_Exercise brief_: Filter this data down to the lines that hold "внедрения", and copy them.
--- Begin Entries shown ---
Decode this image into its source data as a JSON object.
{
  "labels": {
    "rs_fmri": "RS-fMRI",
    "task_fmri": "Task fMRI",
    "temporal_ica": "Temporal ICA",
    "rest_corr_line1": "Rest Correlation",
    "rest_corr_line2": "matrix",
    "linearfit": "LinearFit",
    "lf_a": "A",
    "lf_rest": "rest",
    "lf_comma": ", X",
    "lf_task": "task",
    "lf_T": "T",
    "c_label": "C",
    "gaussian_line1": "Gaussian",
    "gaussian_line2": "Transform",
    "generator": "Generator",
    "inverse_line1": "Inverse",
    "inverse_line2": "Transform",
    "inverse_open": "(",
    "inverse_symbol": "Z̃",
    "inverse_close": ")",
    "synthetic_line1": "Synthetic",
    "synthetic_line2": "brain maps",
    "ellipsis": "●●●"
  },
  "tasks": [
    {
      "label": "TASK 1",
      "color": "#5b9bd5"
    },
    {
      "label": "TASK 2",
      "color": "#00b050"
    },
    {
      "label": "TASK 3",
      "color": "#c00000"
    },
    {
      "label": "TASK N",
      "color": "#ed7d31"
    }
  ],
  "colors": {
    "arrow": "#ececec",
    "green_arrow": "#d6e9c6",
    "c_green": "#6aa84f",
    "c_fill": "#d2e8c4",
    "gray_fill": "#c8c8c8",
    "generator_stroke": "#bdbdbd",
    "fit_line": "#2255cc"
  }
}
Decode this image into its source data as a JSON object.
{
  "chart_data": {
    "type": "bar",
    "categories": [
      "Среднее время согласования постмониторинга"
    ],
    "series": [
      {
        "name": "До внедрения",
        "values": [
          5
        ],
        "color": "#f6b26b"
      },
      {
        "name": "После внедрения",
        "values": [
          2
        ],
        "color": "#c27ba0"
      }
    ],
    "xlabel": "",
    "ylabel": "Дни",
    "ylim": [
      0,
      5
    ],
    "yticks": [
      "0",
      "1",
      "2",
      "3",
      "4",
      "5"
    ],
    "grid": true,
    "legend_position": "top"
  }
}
--- End Entries shown ---
_Exercise result_:
        "name": "До внедрения",
        "name": "После внедрения",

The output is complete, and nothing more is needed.